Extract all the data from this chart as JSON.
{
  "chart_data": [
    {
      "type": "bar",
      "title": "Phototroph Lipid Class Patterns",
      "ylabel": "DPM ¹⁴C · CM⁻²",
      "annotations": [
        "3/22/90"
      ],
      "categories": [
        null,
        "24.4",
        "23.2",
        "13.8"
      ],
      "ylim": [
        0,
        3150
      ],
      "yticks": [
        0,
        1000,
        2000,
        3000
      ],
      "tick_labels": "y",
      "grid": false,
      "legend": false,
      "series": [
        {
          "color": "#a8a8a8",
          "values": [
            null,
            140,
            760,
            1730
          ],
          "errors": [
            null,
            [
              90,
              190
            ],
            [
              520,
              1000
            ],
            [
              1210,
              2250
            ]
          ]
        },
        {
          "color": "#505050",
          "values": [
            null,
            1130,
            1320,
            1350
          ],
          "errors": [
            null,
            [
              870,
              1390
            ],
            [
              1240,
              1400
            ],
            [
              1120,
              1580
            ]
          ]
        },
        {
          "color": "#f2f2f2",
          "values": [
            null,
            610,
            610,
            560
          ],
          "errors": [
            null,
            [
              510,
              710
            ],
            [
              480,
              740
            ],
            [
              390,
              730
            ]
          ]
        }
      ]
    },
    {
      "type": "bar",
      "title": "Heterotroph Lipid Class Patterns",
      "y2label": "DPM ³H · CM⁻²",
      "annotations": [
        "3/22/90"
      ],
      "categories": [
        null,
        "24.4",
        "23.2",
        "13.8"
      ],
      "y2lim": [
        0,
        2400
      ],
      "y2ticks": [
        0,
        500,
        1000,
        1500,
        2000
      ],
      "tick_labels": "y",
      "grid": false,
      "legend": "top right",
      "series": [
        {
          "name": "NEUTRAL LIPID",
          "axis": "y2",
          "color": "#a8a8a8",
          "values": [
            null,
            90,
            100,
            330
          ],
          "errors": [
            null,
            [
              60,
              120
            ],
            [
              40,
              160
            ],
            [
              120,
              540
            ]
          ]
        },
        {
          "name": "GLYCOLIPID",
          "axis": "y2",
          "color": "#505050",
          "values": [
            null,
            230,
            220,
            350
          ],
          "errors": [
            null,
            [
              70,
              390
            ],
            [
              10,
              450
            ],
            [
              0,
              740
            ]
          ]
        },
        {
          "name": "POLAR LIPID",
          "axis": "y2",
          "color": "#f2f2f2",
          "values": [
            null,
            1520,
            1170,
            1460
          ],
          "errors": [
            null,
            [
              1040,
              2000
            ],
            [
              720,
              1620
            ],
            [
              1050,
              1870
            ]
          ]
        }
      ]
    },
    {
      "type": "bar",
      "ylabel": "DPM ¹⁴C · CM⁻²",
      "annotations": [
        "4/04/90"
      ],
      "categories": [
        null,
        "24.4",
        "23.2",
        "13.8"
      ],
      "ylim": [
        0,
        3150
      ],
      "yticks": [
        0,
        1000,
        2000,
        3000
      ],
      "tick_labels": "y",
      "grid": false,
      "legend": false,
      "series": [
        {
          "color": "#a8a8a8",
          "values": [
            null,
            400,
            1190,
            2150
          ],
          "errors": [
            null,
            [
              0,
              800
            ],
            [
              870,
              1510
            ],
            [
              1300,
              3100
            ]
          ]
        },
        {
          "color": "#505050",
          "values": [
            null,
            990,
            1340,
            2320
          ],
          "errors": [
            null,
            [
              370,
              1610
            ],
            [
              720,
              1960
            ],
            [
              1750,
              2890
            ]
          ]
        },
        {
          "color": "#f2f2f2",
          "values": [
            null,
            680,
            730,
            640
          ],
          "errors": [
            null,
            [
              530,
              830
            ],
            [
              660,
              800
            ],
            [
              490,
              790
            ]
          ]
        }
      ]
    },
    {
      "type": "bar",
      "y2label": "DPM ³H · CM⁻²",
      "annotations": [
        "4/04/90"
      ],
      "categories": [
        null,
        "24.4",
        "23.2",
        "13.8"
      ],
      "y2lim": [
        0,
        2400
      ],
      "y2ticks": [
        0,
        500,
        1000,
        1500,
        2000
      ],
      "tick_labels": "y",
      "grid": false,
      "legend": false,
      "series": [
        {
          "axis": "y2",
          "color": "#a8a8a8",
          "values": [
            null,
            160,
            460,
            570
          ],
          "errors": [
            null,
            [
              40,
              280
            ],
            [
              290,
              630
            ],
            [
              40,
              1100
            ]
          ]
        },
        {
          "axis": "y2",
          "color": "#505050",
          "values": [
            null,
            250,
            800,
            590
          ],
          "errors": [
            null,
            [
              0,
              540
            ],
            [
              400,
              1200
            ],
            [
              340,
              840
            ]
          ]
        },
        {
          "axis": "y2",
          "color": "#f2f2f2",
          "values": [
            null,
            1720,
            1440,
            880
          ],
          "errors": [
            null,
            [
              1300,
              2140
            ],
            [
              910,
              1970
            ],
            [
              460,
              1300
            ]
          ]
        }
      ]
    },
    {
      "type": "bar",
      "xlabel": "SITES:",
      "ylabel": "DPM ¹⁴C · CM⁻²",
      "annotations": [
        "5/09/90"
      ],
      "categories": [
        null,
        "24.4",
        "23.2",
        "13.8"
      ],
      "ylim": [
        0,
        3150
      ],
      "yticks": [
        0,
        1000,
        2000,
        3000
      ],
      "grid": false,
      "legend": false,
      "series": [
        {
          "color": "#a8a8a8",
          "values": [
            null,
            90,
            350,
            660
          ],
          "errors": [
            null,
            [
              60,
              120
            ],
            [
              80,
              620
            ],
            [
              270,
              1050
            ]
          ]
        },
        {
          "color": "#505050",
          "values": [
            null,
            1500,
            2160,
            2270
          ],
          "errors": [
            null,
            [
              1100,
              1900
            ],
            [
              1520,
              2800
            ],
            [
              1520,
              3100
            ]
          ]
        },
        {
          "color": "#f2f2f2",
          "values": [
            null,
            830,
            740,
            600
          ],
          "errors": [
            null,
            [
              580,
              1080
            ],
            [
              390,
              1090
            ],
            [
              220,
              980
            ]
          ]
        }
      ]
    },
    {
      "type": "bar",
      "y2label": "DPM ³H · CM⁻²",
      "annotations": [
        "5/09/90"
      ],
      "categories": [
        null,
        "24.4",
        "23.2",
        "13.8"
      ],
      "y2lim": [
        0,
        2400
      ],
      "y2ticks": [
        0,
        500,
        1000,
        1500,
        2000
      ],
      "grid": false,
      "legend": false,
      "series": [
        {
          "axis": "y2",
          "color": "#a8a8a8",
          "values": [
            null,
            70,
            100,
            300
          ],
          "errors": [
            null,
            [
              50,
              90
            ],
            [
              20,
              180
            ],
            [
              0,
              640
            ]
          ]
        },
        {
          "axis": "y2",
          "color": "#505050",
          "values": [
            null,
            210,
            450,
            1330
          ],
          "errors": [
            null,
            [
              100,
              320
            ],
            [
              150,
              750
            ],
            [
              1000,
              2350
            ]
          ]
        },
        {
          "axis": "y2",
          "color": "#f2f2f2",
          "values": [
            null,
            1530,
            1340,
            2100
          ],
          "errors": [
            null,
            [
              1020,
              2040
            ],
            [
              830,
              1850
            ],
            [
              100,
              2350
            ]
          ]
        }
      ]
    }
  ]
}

- [Task statement]: Repeat the preceding lines exactly, please, every one of them.

- [Task answer]:
Extract all the data from this chart as JSON.
{
  "chart_data": [
    {
      "type": "bar",
      "title": "Phototroph Lipid Class Patterns",
      "ylabel": "DPM ¹⁴C · CM⁻²",
      "annotations": [
        "3/22/90"
      ],
      "categories": [
        null,
        "24.4",
        "23.2",
        "13.8"
      ],
      "ylim": [
        0,
        3150
      ],
      "yticks": [
        0,
        1000,
        2000,
        3000
      ],
      "tick_labels": "y",
      "grid": false,
      "legend": false,
      "series": [
        {
          "color": "#a8a8a8",
          "values": [
            null,
            140,
            760,
            1730
          ],
          "errors": [
            null,
            [
              90,
              190
            ],
            [
              520,
              1000
            ],
            [
              1210,
              2250
            ]
          ]
        },
        {
          "color": "#505050",
          "values": [
            null,
            1130,
            1320,
            1350
          ],
          "errors": [
            null,
            [
              870,
              1390
            ],
            [
              1240,
              1400
            ],
            [
              1120,
              1580
            ]
          ]
        },
        {
          "color": "#f2f2f2",
          "values": [
            null,
            610,
            610,
            560
          ],
          "errors": [
            null,
            [
              510,
              710
            ],
            [
              480,
              740
            ],
            [
              390,
              730
            ]
          ]
        }
      ]
    },
    {
      "type": "bar",
      "title": "Heterotroph Lipid Class Patterns",
      "y2label": "DPM ³H · CM⁻²",
      "annotations": [
        "3/22/90"
      ],
      "categories": [
        null,
        "24.4",
        "23.2",
        "13.8"
      ],
      "y2lim": [
        0,
        2400
      ],
      "y2ticks": [
        0,
        500,
        1000,
        1500,
        2000
      ],
      "tick_labels": "y",
      "grid": false,
      "legend": "top right",
      "series": [
        {
          "name": "NEUTRAL LIPID",
          "axis": "y2",
          "color": "#a8a8a8",
          "values": [
            null,
            90,
            100,
            330
          ],
          "errors": [
            null,
            [
              60,
              120
            ],
            [
              40,
              160
            ],
            [
              120,
              540
            ]
          ]
        },
        {
          "name": "GLYCOLIPID",
          "axis": "y2",
          "color": "#505050",
          "values": [
            null,
            230,
            220,
            350
          ],
          "errors": [
            null,
            [
              70,
              390
            ],
            [
              10,
              450
            ],
            [
              0,
              740
            ]
          ]
        },
        {
          "name": "POLAR LIPID",
          "axis": "y2",
          "color": "#f2f2f2",
          "values": [
            null,
            1520,
            1170,
            1460
          ],
          "errors": [
            null,
            [
              1040,
              2000
            ],
            [
              720,
              1620
            ],
            [
              1050,
              1870
            ]
          ]
        }
      ]
    },
    {
      "type": "bar",
      "ylabel": "DPM ¹⁴C · CM⁻²",
      "annotations": [
        "4/04/90"
      ],
      "categories": [
        null,
        "24.4",
        "23.2",
        "13.8"
      ],
      "ylim": [
        0,
        3150
      ],
      "yticks": [
        0,
        1000,
        2000,
        3000
      ],
      "tick_labels": "y",
      "grid": false,
      "legend": false,
      "series": [
        {
          "color": "#a8a8a8",
          "values": [
            null,
            400,
            1190,
            2150
          ],
          "errors": [
            null,
            [
              0,
              800
            ],
            [
              870,
              1510
            ],
            [
              1300,
              3100
            ]
          ]
        },
        {
          "color": "#505050",
          "values": [
            null,
            990,
            1340,
            2320
          ],
          "errors": [
            null,
            [
              370,
              1610
            ],
            [
              720,
              1960
            ],
            [
              1750,
              2890
            ]
          ]
        },
        {
          "color": "#f2f2f2",
          "values": [
            null,
            680,
            730,
            640
          ],
          "errors": [
            null,
            [
              530,
              830
            ],
            [
              660,
              800
            ],
            [
              490,
              790
            ]
          ]
        }
      ]
    },
    {
      "type": "bar",
      "y2label": "DPM ³H · CM⁻²",
      "annotations": [
        "4/04/90"
      ],
      "categories": [
        null,
        "24.4",
        "23.2",
        "13.8"
      ],
      "y2lim": [
        0,
        2400
      ],
      "y2ticks": [
        0,
        500,
        1000,
        1500,
        2000
      ],
      "tick_labels": "y",
      "grid": false,
      "legend": false,
      "series": [
        {
          "axis": "y2",
          "color": "#a8a8a8",
          "values": [
            null,
            160,
            460,
            570
          ],
          "errors": [
            null,
            [
              40,
              280
            ],
            [
              290,
              630
            ],
            [
              40,
              1100
            ]
          ]
        },
        {
          "axis": "y2",
          "color": "#505050",
          "values": [
            null,
            250,
            800,
            590
          ],
          "errors": [
            null,
            [
              0,
              540
            ],
            [
              400,
              1200
            ],
            [
              340,
              840
            ]
          ]
        },
        {
          "axis": "y2",
          "color": "#f2f2f2",
          "values": [
            null,
            1720,
            1440,
            880
          ],
          "errors": [
            null,
            [
              1300,
              2140
            ],
            [
              910,
              1970
            ],
            [
              460,
              1300
            ]
          ]
        }
      ]
    },
    {
      "type": "bar",
      "xlabel": "SITES:",
      "ylabel": "DPM ¹⁴C · CM⁻²",
      "annotations": [
        "5/09/90"
      ],
      "categories": [
        null,
        "24.4",
        "23.2",
        "13.8"
      ],
      "ylim": [
        0,
        3150
      ],
      "yticks": [
        0,
        1000,
        2000,
        3000
      ],
      "grid": false,
      "legend": false,
      "series": [
        {
          "color": "#a8a8a8",
          "values": [
            null,
            90,
            350,
            660
          ],
          "errors": [
            null,
            [
              60,
              120
            ],
            [
              80,
              620
            ],
            [
              270,
              1050
            ]
          ]
        },
        {
          "color": "#505050",
          "values": [
            null,
            1500,
            2160,
            2270
          ],
          "errors": [
            null,
            [
              1100,
              1900
            ],
            [
              1520,
              2800
            ],
            [
              1520,
              3100
            ]
          ]
        },
        {
          "color": "#f2f2f2",
          "values": [
            null,
            830,
            740,
            600
          ],
          "errors": [
            null,
            [
              580,
              1080
            ],
            [
              390,
              1090
            ],
            [
              220,
              980
            ]
          ]
        }
      ]
    },
    {
      "type": "bar",
      "y2label": "DPM ³H · CM⁻²",
      "annotations": [
        "5/09/90"
      ],
      "categories": [
        null,
        "24.4",
        "23.2",
        "13.8"
      ],
      "y2lim": [
        0,
        2400
      ],
      "y2ticks": [
        0,
        500,
        1000,
        1500,
        2000
      ],
      "grid": false,
      "legend": false,
      "series": [
        {
          "axis": "y2",
          "color": "#a8a8a8",
          "values": [
            null,
            70,
            100,
            300
          ],
          "errors": [
            null,
            [
              50,
              90
            ],
            [
              20,
              180
            ],
            [
              0,
              640
            ]
          ]
        },
        {
          "axis": "y2",
          "color": "#505050",
          "values": [
            null,
            210,
            450,
            1330
          ],
          "errors": [
            null,
            [
              100,
              320
            ],
            [
              150,
              750
            ],
            [
              1000,
              2350
            ]
          ]
        },
        {
          "axis": "y2",
          "color": "#f2f2f2",
          "values": [
            null,
            1530,
            1340,
            2100
          ],
          "errors": [
            null,
            [
              1020,
              2040
            ],
            [
              830,
              1850
            ],
            [
              100,
              2350
            ]
          ]
        }
      ]
    }
  ]
}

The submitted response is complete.